(Collected data)
* begin *

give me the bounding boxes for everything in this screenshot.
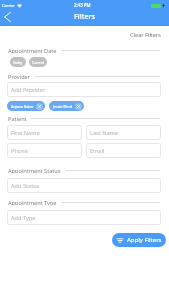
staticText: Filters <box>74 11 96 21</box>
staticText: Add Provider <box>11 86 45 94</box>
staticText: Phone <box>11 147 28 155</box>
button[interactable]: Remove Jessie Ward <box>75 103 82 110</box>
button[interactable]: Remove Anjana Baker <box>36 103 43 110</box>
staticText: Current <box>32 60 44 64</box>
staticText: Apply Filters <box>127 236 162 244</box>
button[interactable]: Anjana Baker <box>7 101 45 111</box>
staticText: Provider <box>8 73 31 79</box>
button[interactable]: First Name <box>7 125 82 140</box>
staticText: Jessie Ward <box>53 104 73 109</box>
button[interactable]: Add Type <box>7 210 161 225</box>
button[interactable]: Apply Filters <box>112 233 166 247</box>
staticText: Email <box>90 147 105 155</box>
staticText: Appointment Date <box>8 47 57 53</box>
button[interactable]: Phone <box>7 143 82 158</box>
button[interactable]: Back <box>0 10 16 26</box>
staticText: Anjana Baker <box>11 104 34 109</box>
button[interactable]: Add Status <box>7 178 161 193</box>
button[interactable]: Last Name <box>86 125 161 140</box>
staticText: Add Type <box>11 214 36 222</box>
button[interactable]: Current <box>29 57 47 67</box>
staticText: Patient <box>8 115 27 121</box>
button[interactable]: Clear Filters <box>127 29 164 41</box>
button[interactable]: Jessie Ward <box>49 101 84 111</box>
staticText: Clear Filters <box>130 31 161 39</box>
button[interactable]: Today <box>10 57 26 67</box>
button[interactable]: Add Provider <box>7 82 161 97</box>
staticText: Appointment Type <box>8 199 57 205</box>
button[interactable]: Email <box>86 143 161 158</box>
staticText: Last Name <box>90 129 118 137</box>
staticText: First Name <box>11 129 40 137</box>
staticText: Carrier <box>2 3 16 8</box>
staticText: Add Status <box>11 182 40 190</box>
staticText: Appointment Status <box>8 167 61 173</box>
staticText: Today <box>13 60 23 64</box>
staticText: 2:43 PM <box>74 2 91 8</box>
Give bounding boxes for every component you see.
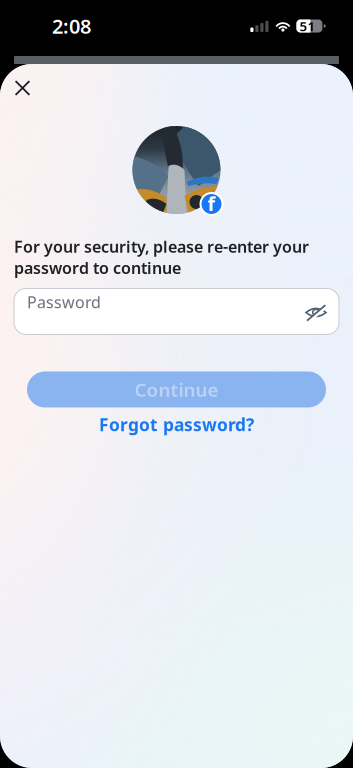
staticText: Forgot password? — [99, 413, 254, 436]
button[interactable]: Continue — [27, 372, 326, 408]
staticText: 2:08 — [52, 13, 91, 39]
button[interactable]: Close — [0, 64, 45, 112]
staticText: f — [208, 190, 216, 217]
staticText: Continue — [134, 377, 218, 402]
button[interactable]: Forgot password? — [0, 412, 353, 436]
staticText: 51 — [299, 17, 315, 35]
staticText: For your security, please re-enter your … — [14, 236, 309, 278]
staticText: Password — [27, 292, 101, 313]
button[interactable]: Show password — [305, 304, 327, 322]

* end *
* begin *

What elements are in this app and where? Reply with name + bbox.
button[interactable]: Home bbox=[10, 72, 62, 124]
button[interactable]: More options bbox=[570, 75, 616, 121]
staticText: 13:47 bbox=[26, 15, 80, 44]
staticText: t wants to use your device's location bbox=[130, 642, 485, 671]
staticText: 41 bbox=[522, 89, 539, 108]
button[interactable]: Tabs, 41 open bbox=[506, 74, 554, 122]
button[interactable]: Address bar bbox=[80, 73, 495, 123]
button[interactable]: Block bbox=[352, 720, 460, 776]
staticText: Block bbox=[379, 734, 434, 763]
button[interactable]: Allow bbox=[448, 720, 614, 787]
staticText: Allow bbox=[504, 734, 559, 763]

* end *

Put the lines of the items into a numbered list, starting with the line containing "staticText: Forgot password?" and going on through the line containing "staticText: Continue — [134, 377, 218, 402]". Leave out any blank lines.

### Solved problem
1. staticText: Forgot password? — [99, 413, 254, 436]
2. button[interactable]: Continue — [27, 372, 326, 408]
3. staticText: 2:08 — [52, 13, 91, 39]
4. button[interactable]: Close — [0, 64, 45, 112]
5. staticText: f — [208, 190, 216, 217]
6. staticText: Continue — [134, 377, 218, 402]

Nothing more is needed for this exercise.